> [THE TASK]
Reproduce the records below exactly, leaving out any pictures.

● ● ● ● ● ● ●

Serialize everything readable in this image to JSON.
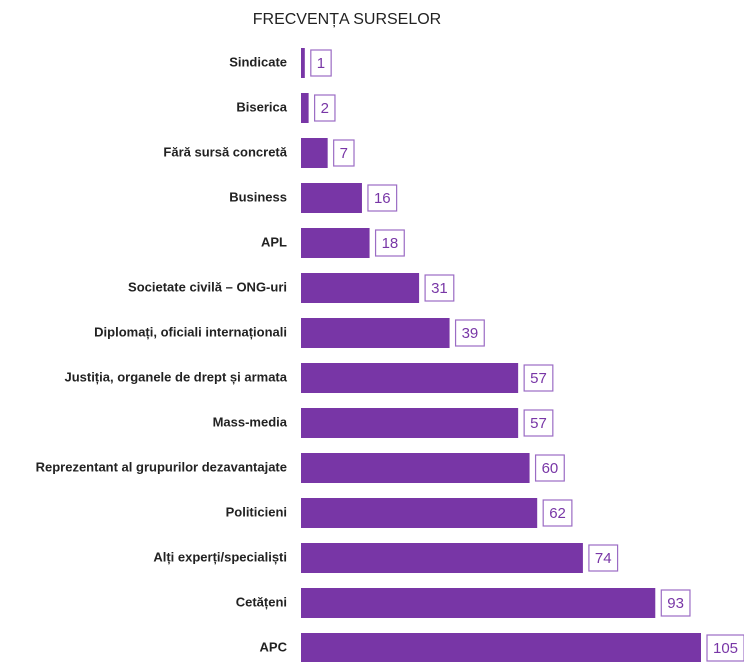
{
  "chart_data": {
    "type": "bar",
    "orientation": "horizontal",
    "title": "FRECVENȚA SURSELOR",
    "categories": [
      "Sindicate",
      "Biserica",
      "Fără sursă concretă",
      "Business",
      "APL",
      "Societate civilă – ONG-uri",
      "Diplomați, oficiali internaționali",
      "Justiția, organele de drept și armata",
      "Mass-media",
      "Reprezentant al grupurilor dezavantajate",
      "Politicieni",
      "Alți experți/specialiști",
      "Cetățeni",
      "APC"
    ],
    "values": [
      1,
      2,
      7,
      16,
      18,
      31,
      39,
      57,
      57,
      60,
      62,
      74,
      93,
      105
    ],
    "color": "#7836a6"
  }
}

● ● ● ● ● ● ●

> [RESULT]
Serialize everything readable in this image to JSON.
{
  "chart_data": {
    "type": "bar",
    "orientation": "horizontal",
    "title": "FRECVENȚA SURSELOR",
    "categories": [
      "Sindicate",
      "Biserica",
      "Fără sursă concretă",
      "Business",
      "APL",
      "Societate civilă – ONG-uri",
      "Diplomați, oficiali internaționali",
      "Justiția, organele de drept și armata",
      "Mass-media",
      "Reprezentant al grupurilor dezavantajate",
      "Politicieni",
      "Alți experți/specialiști",
      "Cetățeni",
      "APC"
    ],
    "values": [
      1,
      2,
      7,
      16,
      18,
      31,
      39,
      57,
      57,
      60,
      62,
      74,
      93,
      105
    ],
    "color": "#7836a6"
  }
}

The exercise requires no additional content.